[Start]

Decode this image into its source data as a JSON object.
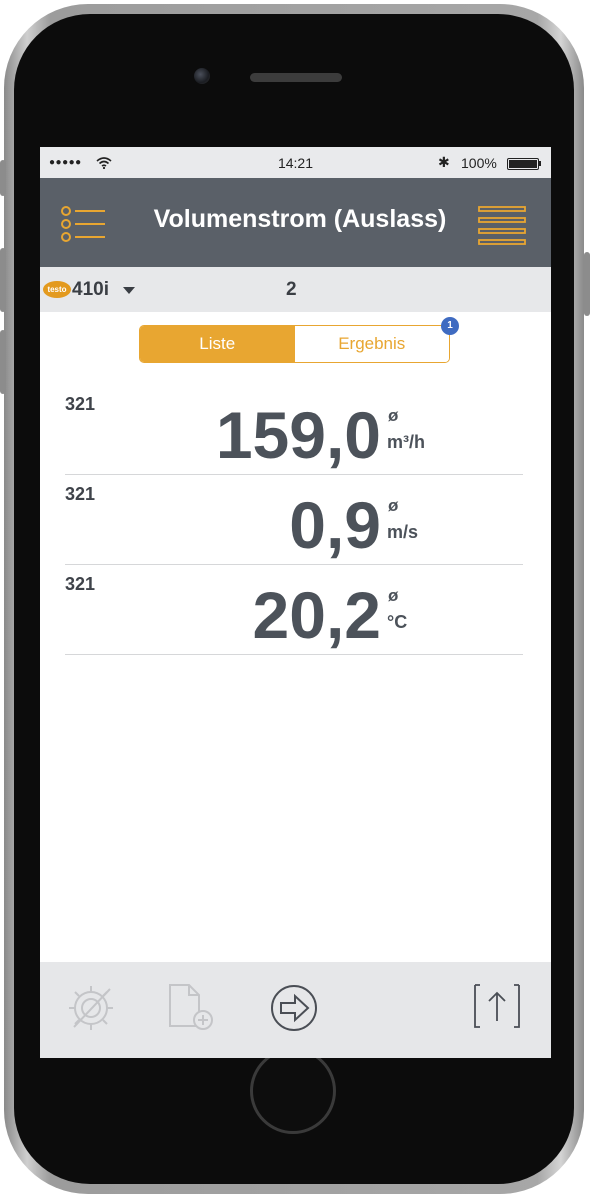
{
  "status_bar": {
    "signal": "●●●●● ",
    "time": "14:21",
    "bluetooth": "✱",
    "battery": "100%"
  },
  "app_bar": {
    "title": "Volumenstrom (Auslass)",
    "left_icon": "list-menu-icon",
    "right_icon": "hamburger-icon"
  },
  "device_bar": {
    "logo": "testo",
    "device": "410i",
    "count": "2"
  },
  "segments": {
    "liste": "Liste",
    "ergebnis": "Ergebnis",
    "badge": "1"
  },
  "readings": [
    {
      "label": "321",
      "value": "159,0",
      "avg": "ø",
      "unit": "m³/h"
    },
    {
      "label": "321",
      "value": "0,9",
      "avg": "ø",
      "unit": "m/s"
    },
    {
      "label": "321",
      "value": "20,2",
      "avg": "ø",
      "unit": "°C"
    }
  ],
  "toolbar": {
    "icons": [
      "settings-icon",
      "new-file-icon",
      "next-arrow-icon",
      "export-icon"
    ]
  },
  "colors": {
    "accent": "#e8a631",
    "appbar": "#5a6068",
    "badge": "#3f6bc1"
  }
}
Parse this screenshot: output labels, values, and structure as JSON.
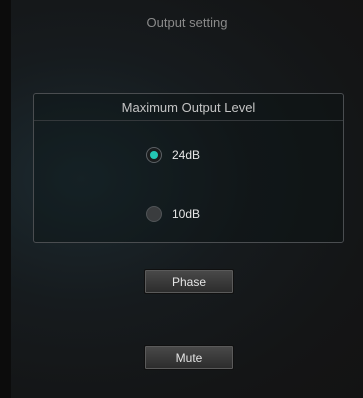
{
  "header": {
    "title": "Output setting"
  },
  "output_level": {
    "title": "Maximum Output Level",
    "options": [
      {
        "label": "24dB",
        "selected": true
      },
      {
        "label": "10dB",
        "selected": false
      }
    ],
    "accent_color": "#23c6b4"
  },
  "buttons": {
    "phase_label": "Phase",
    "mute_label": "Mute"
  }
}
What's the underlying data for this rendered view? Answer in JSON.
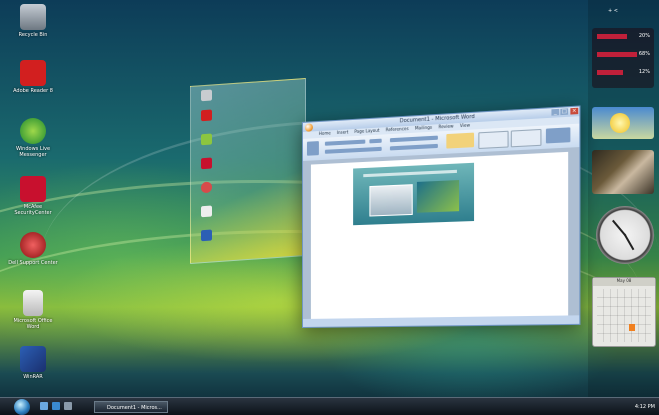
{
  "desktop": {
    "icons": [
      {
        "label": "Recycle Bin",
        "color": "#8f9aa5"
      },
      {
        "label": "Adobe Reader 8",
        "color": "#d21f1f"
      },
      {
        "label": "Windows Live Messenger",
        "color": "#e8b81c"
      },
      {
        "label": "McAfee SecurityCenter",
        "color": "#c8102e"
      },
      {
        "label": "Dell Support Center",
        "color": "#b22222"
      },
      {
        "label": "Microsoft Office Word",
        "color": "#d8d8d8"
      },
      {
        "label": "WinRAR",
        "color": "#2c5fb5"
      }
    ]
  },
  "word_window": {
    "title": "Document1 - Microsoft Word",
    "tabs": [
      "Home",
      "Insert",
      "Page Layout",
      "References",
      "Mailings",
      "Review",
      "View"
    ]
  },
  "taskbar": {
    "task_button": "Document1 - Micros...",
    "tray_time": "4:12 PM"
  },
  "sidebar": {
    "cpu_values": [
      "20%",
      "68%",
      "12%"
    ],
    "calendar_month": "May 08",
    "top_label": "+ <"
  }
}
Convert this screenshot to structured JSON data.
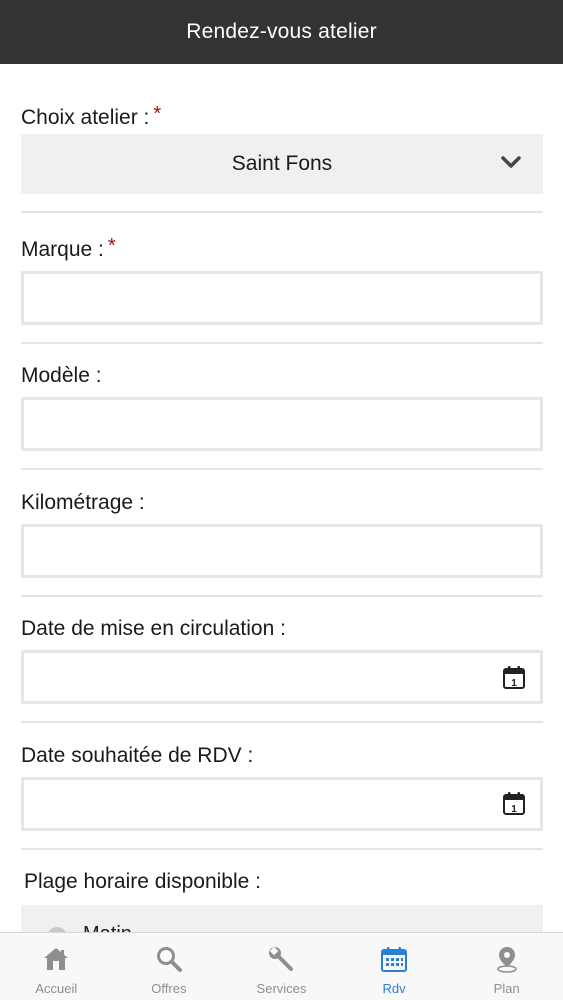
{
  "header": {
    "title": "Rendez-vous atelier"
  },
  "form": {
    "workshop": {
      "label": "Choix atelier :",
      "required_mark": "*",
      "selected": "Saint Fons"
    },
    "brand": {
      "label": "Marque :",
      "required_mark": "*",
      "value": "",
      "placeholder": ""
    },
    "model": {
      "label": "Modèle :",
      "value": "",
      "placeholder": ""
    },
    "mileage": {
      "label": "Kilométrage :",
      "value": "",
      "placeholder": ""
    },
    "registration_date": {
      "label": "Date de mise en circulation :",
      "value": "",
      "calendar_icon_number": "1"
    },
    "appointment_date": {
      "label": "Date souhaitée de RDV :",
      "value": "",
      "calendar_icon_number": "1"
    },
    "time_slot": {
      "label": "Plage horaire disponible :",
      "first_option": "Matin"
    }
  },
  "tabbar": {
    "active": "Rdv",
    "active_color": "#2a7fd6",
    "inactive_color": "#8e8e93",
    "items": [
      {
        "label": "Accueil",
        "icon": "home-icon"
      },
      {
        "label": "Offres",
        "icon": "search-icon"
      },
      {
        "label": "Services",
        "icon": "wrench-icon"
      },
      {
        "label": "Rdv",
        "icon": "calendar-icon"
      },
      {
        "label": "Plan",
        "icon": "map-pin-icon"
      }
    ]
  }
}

[End]

= Brief =
Copy out the data above exactly, except the pictures.

= Written reply =
Decode this image into its source data as a JSON object.
{
  "status_bar": {
    "signal": "●●●●● ",
    "time": "14:21",
    "bluetooth": "✱",
    "battery": "100%"
  },
  "app_bar": {
    "title": "Volumenstrom (Auslass)",
    "left_icon": "list-menu-icon",
    "right_icon": "hamburger-icon"
  },
  "device_bar": {
    "logo": "testo",
    "device": "410i",
    "count": "2"
  },
  "segments": {
    "liste": "Liste",
    "ergebnis": "Ergebnis",
    "badge": "1"
  },
  "readings": [
    {
      "label": "321",
      "value": "159,0",
      "avg": "ø",
      "unit": "m³/h"
    },
    {
      "label": "321",
      "value": "0,9",
      "avg": "ø",
      "unit": "m/s"
    },
    {
      "label": "321",
      "value": "20,2",
      "avg": "ø",
      "unit": "°C"
    }
  ],
  "toolbar": {
    "icons": [
      "settings-icon",
      "new-file-icon",
      "next-arrow-icon",
      "export-icon"
    ]
  },
  "colors": {
    "accent": "#e8a631",
    "appbar": "#5a6068",
    "badge": "#3f6bc1"
  }
}
Parse this screenshot: output labels, values, and structure as JSON.
{
  "header": {
    "title": "Output setting"
  },
  "output_level": {
    "title": "Maximum Output Level",
    "options": [
      {
        "label": "24dB",
        "selected": true
      },
      {
        "label": "10dB",
        "selected": false
      }
    ],
    "accent_color": "#23c6b4"
  },
  "buttons": {
    "phase_label": "Phase",
    "mute_label": "Mute"
  }
}
What's the underlying data for this rendered view? Answer in JSON.
{
  "desktop": {
    "icons": [
      {
        "label": "Recycle Bin",
        "color": "#8f9aa5"
      },
      {
        "label": "Adobe Reader 8",
        "color": "#d21f1f"
      },
      {
        "label": "Windows Live Messenger",
        "color": "#e8b81c"
      },
      {
        "label": "McAfee SecurityCenter",
        "color": "#c8102e"
      },
      {
        "label": "Dell Support Center",
        "color": "#b22222"
      },
      {
        "label": "Microsoft Office Word",
        "color": "#d8d8d8"
      },
      {
        "label": "WinRAR",
        "color": "#2c5fb5"
      }
    ]
  },
  "word_window": {
    "title": "Document1 - Microsoft Word",
    "tabs": [
      "Home",
      "Insert",
      "Page Layout",
      "References",
      "Mailings",
      "Review",
      "View"
    ]
  },
  "taskbar": {
    "task_button": "Document1 - Micros...",
    "tray_time": "4:12 PM"
  },
  "sidebar": {
    "cpu_values": [
      "20%",
      "68%",
      "12%"
    ],
    "calendar_month": "May 08",
    "top_label": "+ <"
  }
}
Convert this screenshot to structured JSON data.
{
  "header": {
    "title": "Rendez-vous atelier"
  },
  "form": {
    "workshop": {
      "label": "Choix atelier :",
      "required_mark": "*",
      "selected": "Saint Fons"
    },
    "brand": {
      "label": "Marque :",
      "required_mark": "*",
      "value": "",
      "placeholder": ""
    },
    "model": {
      "label": "Modèle :",
      "value": "",
      "placeholder": ""
    },
    "mileage": {
      "label": "Kilométrage :",
      "value": "",
      "placeholder": ""
    },
    "registration_date": {
      "label": "Date de mise en circulation :",
      "value": "",
      "calendar_icon_number": "1"
    },
    "appointment_date": {
      "label": "Date souhaitée de RDV :",
      "value": "",
      "calendar_icon_number": "1"
    },
    "time_slot": {
      "label": "Plage horaire disponible :",
      "first_option": "Matin"
    }
  },
  "tabbar": {
    "active": "Rdv",
    "active_color": "#2a7fd6",
    "inactive_color": "#8e8e93",
    "items": [
      {
        "label": "Accueil",
        "icon": "home-icon"
      },
      {
        "label": "Offres",
        "icon": "search-icon"
      },
      {
        "label": "Services",
        "icon": "wrench-icon"
      },
      {
        "label": "Rdv",
        "icon": "calendar-icon"
      },
      {
        "label": "Plan",
        "icon": "map-pin-icon"
      }
    ]
  }
}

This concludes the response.